THE PROBLEM: Restate every line of the material, word for word.

GIVEN DATA:
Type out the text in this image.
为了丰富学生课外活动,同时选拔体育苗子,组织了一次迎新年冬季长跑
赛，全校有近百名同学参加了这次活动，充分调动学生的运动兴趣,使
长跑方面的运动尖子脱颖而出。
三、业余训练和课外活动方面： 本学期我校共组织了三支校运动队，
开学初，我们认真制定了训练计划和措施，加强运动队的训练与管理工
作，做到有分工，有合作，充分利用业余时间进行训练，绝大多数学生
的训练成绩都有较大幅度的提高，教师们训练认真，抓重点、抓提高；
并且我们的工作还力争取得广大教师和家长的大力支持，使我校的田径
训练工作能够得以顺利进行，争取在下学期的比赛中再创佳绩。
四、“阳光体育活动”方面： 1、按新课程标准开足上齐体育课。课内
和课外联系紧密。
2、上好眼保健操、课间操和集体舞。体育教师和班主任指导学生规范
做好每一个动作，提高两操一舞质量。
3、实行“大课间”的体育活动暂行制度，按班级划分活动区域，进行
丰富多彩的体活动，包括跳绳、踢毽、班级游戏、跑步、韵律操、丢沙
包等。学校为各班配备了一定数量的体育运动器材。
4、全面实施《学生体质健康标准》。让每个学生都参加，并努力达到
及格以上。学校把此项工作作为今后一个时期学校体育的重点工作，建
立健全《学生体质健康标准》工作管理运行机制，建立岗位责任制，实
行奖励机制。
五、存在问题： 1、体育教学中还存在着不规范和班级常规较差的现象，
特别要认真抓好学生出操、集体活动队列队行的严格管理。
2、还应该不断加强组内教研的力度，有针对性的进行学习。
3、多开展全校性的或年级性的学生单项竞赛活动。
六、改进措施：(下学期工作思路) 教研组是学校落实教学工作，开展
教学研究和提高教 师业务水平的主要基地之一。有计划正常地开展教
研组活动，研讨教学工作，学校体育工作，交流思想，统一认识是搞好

COMPLETED EXERCISE:
Type out the text in this image.
为了丰富学生课外活动,同时选拔体育苗子,组织了一次迎新年冬季长跑
赛，全校有近百名同学参加了这次活动，充分调动学生的运动兴趣,使
长跑方面的运动尖子脱颖而出。
三、业余训练和课外活动方面： 本学期我校共组织了三支校运动队，
开学初，我们认真制定了训练计划和措施，加强运动队的训练与管理工
作，做到有分工，有合作，充分利用业余时间进行训练，绝大多数学生
的训练成绩都有较大幅度的提高，教师们训练认真，抓重点、抓提高；
并且我们的工作还力争取得广大教师和家长的大力支持，使我校的田径
训练工作能够得以顺利进行，争取在下学期的比赛中再创佳绩。
四、“阳光体育活动”方面： 1、按新课程标准开足上齐体育课。课内
和课外联系紧密。
2、上好眼保健操、课间操和集体舞。体育教师和班主任指导学生规范
做好每一个动作，提高两操一舞质量。
3、实行“大课间”的体育活动暂行制度，按班级划分活动区域，进行
丰富多彩的体活动，包括跳绳、踢毽、班级游戏、跑步、韵律操、丢沙
包等。学校为各班配备了一定数量的体育运动器材。
4、全面实施《学生体质健康标准》。让每个学生都参加，并努力达到
及格以上。学校把此项工作作为今后一个时期学校体育的重点工作，建
立健全《学生体质健康标准》工作管理运行机制，建立岗位责任制，实
行奖励机制。
五、存在问题： 1、体育教学中还存在着不规范和班级常规较差的现象，
特别要认真抓好学生出操、集体活动队列队行的严格管理。
2、还应该不断加强组内教研的力度，有针对性的进行学习。
3、多开展全校性的或年级性的学生单项竞赛活动。
六、改进措施：(下学期工作思路) 教研组是学校落实教学工作，开展
教学研究和提高教 师业务水平的主要基地之一。有计划正常地开展教
研组活动，研讨教学工作，学校体育工作，交流思想，统一认识是搞好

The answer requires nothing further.